Materials provided
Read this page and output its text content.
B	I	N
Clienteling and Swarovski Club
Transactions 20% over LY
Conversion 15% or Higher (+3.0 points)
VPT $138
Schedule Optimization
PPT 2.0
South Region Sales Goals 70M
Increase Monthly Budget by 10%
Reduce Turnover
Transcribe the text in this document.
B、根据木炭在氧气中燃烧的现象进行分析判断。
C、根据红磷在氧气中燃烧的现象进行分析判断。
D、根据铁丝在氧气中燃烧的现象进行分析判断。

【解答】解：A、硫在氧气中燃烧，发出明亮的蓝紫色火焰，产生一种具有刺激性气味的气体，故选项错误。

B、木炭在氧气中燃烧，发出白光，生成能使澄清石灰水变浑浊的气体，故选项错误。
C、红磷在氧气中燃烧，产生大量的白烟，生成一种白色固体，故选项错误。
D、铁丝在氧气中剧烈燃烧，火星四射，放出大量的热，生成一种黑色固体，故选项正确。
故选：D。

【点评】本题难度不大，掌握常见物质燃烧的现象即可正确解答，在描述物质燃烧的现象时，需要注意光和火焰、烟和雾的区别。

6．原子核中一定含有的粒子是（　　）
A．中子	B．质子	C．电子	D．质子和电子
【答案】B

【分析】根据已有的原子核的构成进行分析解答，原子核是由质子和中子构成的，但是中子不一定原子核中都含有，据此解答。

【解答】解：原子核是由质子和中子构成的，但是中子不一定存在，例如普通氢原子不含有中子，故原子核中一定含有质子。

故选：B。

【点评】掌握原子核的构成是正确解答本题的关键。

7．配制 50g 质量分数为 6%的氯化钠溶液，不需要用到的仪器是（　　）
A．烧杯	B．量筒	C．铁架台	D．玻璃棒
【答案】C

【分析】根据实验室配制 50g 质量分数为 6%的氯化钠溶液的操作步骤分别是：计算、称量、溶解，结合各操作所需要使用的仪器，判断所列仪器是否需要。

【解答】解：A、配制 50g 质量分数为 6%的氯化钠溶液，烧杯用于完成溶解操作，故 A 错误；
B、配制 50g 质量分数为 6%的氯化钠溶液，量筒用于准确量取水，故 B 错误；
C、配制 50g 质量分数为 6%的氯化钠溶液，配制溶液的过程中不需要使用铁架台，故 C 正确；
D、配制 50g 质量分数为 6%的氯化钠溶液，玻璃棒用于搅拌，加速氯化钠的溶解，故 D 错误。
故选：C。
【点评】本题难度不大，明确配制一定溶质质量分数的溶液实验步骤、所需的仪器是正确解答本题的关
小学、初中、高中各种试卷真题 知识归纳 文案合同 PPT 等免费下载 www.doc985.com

Goal of the exercise
Go over the records above line by line and count those holding the word "故选项错误". Reply only with the number.

Full solution
3